Each line in the entries below that holds the string "Beam" is to be listed.
──────────────────────────────
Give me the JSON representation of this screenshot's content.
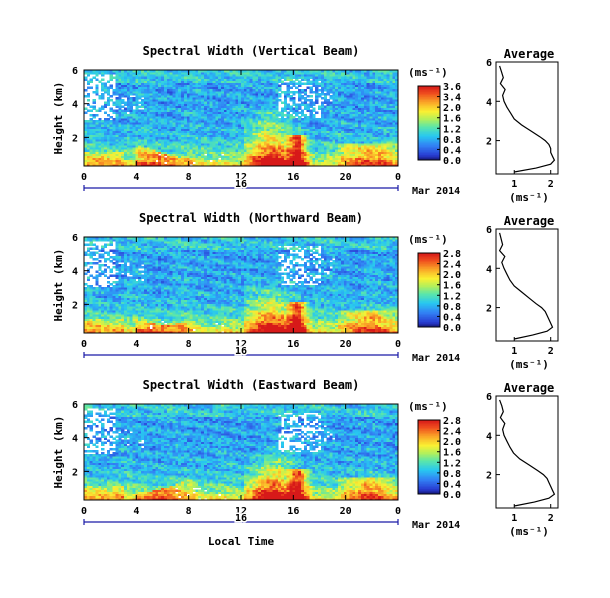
{
  "chart_data": [
    {
      "type": "heatmap",
      "title": "Spectral Width (Vertical Beam)",
      "ylabel": "Height (km)",
      "y_ticks": [
        "6",
        "4",
        "2"
      ],
      "ylim": [
        0.3,
        6
      ],
      "x_ticks": [
        "0",
        "4",
        "8",
        "12",
        "16",
        "20",
        "0"
      ],
      "xlim": [
        0,
        24
      ],
      "day_label": "16",
      "date_label": "Mar 2014",
      "colorbar": {
        "unit": "(ms⁻¹)",
        "ticks": [
          "3.6",
          "3.4",
          "2.0",
          "1.6",
          "1.2",
          "0.8",
          "0.4",
          "0.0"
        ],
        "range": [
          0,
          3.6
        ]
      },
      "profile": {
        "title": "Average",
        "xlabel": "(ms⁻¹)",
        "x_ticks": [
          "1",
          "2"
        ],
        "y_ticks": [
          "6",
          "4",
          "2"
        ],
        "xlim": [
          0.5,
          2.2
        ],
        "height_km": [
          0.4,
          0.6,
          0.8,
          1.0,
          1.2,
          1.4,
          1.6,
          1.8,
          2.0,
          2.2,
          2.5,
          2.8,
          3.1,
          3.4,
          3.7,
          4.0,
          4.3,
          4.6,
          4.9,
          5.2,
          5.5,
          5.8
        ],
        "width_ms": [
          1.0,
          1.6,
          2.0,
          2.1,
          2.05,
          2.0,
          2.0,
          1.95,
          1.85,
          1.7,
          1.45,
          1.2,
          1.0,
          0.9,
          0.8,
          0.72,
          0.68,
          0.75,
          0.62,
          0.7,
          0.65,
          0.6
        ]
      }
    },
    {
      "type": "heatmap",
      "title": "Spectral Width (Northward Beam)",
      "ylabel": "Height (km)",
      "y_ticks": [
        "6",
        "4",
        "2"
      ],
      "ylim": [
        0.3,
        6
      ],
      "x_ticks": [
        "0",
        "4",
        "8",
        "12",
        "16",
        "20",
        "0"
      ],
      "xlim": [
        0,
        24
      ],
      "day_label": "16",
      "date_label": "Mar 2014",
      "colorbar": {
        "unit": "(ms⁻¹)",
        "ticks": [
          "2.8",
          "2.4",
          "2.0",
          "1.6",
          "1.2",
          "0.8",
          "0.4",
          "0.0"
        ],
        "range": [
          0,
          2.8
        ]
      },
      "profile": {
        "title": "Average",
        "xlabel": "(ms⁻¹)",
        "x_ticks": [
          "1",
          "2"
        ],
        "y_ticks": [
          "6",
          "4",
          "2"
        ],
        "xlim": [
          0.5,
          2.2
        ],
        "height_km": [
          0.4,
          0.6,
          0.8,
          1.0,
          1.2,
          1.4,
          1.6,
          1.8,
          2.0,
          2.2,
          2.5,
          2.8,
          3.1,
          3.4,
          3.7,
          4.0,
          4.3,
          4.6,
          4.9,
          5.2,
          5.5,
          5.8
        ],
        "width_ms": [
          1.0,
          1.5,
          1.9,
          2.05,
          2.0,
          1.95,
          1.9,
          1.85,
          1.75,
          1.6,
          1.4,
          1.2,
          1.0,
          0.88,
          0.8,
          0.72,
          0.66,
          0.74,
          0.6,
          0.68,
          0.64,
          0.6
        ]
      }
    },
    {
      "type": "heatmap",
      "title": "Spectral Width (Eastward Beam)",
      "ylabel": "Height (km)",
      "y_ticks": [
        "6",
        "4",
        "2"
      ],
      "ylim": [
        0.3,
        6
      ],
      "x_ticks": [
        "0",
        "4",
        "8",
        "12",
        "16",
        "20",
        "0"
      ],
      "xlim": [
        0,
        24
      ],
      "day_label": "16",
      "date_label": "Mar 2014",
      "xlabel": "Local Time",
      "colorbar": {
        "unit": "(ms⁻¹)",
        "ticks": [
          "2.8",
          "2.4",
          "2.0",
          "1.6",
          "1.2",
          "0.8",
          "0.4",
          "0.0"
        ],
        "range": [
          0,
          2.8
        ]
      },
      "profile": {
        "title": "Average",
        "xlabel": "(ms⁻¹)",
        "x_ticks": [
          "1",
          "2"
        ],
        "y_ticks": [
          "6",
          "4",
          "2"
        ],
        "xlim": [
          0.5,
          2.2
        ],
        "height_km": [
          0.4,
          0.6,
          0.8,
          1.0,
          1.2,
          1.4,
          1.6,
          1.8,
          2.0,
          2.2,
          2.5,
          2.8,
          3.1,
          3.4,
          3.7,
          4.0,
          4.3,
          4.6,
          4.9,
          5.2,
          5.5,
          5.8
        ],
        "width_ms": [
          1.0,
          1.55,
          1.95,
          2.1,
          2.05,
          2.0,
          1.95,
          1.9,
          1.8,
          1.65,
          1.4,
          1.15,
          0.98,
          0.88,
          0.8,
          0.72,
          0.68,
          0.74,
          0.62,
          0.7,
          0.66,
          0.6
        ]
      }
    }
  ]
}
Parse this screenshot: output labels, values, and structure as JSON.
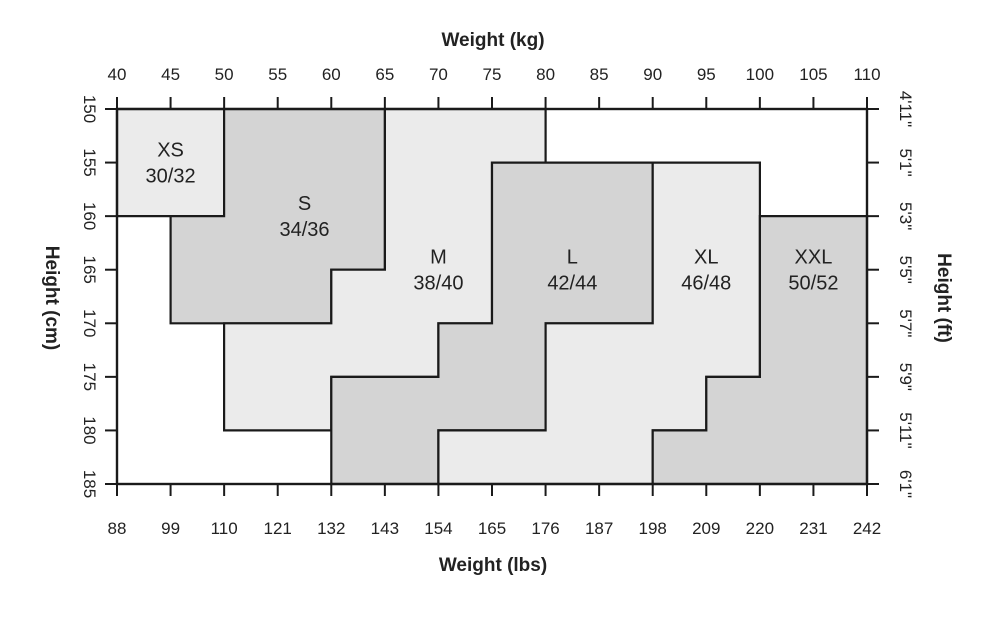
{
  "chart_data": {
    "type": "size-chart",
    "x_top_title": "Weight (kg)",
    "x_bottom_title": "Weight (lbs)",
    "y_left_title": "Height (cm)",
    "y_right_title": "Height (ft)",
    "x_kg_ticks": [
      "40",
      "45",
      "50",
      "55",
      "60",
      "65",
      "70",
      "75",
      "80",
      "85",
      "90",
      "95",
      "100",
      "105",
      "110"
    ],
    "x_lbs_ticks": [
      "88",
      "99",
      "110",
      "121",
      "132",
      "143",
      "154",
      "165",
      "176",
      "187",
      "198",
      "209",
      "220",
      "231",
      "242"
    ],
    "y_cm_ticks": [
      "150",
      "155",
      "160",
      "165",
      "170",
      "175",
      "180",
      "185"
    ],
    "y_ft_ticks": [
      "4'11\"",
      "5'1\"",
      "5'3\"",
      "5'5\"",
      "5'7\"",
      "5'9\"",
      "5'11\"",
      "6'1\""
    ],
    "xlim_kg": [
      40,
      110
    ],
    "ylim_cm": [
      150,
      185
    ],
    "regions": [
      {
        "size": "XS",
        "eu": "30/32",
        "color": "#ebebeb",
        "polygon": [
          [
            40,
            150
          ],
          [
            50,
            150
          ],
          [
            50,
            160
          ],
          [
            40,
            160
          ]
        ]
      },
      {
        "size": "S",
        "eu": "34/36",
        "color": "#d4d4d4",
        "polygon": [
          [
            50,
            150
          ],
          [
            65,
            150
          ],
          [
            65,
            165
          ],
          [
            60,
            165
          ],
          [
            60,
            170
          ],
          [
            45,
            170
          ],
          [
            45,
            160
          ],
          [
            50,
            160
          ]
        ]
      },
      {
        "size": "M",
        "eu": "38/40",
        "color": "#ebebeb",
        "polygon": [
          [
            65,
            150
          ],
          [
            80,
            150
          ],
          [
            80,
            155
          ],
          [
            75,
            155
          ],
          [
            75,
            170
          ],
          [
            70,
            170
          ],
          [
            70,
            175
          ],
          [
            60,
            175
          ],
          [
            60,
            180
          ],
          [
            50,
            180
          ],
          [
            50,
            170
          ],
          [
            60,
            170
          ],
          [
            60,
            165
          ],
          [
            65,
            165
          ]
        ]
      },
      {
        "size": "L",
        "eu": "42/44",
        "color": "#d4d4d4",
        "polygon": [
          [
            75,
            155
          ],
          [
            90,
            155
          ],
          [
            90,
            170
          ],
          [
            80,
            170
          ],
          [
            80,
            180
          ],
          [
            70,
            180
          ],
          [
            70,
            185
          ],
          [
            60,
            185
          ],
          [
            60,
            175
          ],
          [
            70,
            175
          ],
          [
            70,
            170
          ],
          [
            75,
            170
          ]
        ]
      },
      {
        "size": "XL",
        "eu": "46/48",
        "color": "#ebebeb",
        "polygon": [
          [
            90,
            155
          ],
          [
            100,
            155
          ],
          [
            100,
            175
          ],
          [
            95,
            175
          ],
          [
            95,
            180
          ],
          [
            90,
            180
          ],
          [
            90,
            185
          ],
          [
            70,
            185
          ],
          [
            70,
            180
          ],
          [
            80,
            180
          ],
          [
            80,
            170
          ],
          [
            90,
            170
          ]
        ]
      },
      {
        "size": "XXL",
        "eu": "50/52",
        "color": "#d4d4d4",
        "polygon": [
          [
            100,
            160
          ],
          [
            110,
            160
          ],
          [
            110,
            185
          ],
          [
            90,
            185
          ],
          [
            90,
            180
          ],
          [
            95,
            180
          ],
          [
            95,
            175
          ],
          [
            100,
            175
          ]
        ]
      }
    ],
    "labels": [
      {
        "size": "XS",
        "eu": "30/32",
        "kg": 45,
        "cm": 155
      },
      {
        "size": "S",
        "eu": "34/36",
        "kg": 57.5,
        "cm": 160
      },
      {
        "size": "M",
        "eu": "38/40",
        "kg": 70,
        "cm": 165
      },
      {
        "size": "L",
        "eu": "42/44",
        "kg": 82.5,
        "cm": 165
      },
      {
        "size": "XL",
        "eu": "46/48",
        "kg": 95,
        "cm": 165
      },
      {
        "size": "XXL",
        "eu": "50/52",
        "kg": 105,
        "cm": 165
      }
    ],
    "stroke_color": "#1a1a1a"
  }
}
──────────────────────────────
§ **PROBLEM SOLUTION**:
      "title": "Spectral Width (Vertical Beam)",
      "title": "Spectral Width (Northward Beam)",
      "title": "Spectral Width (Eastward Beam)",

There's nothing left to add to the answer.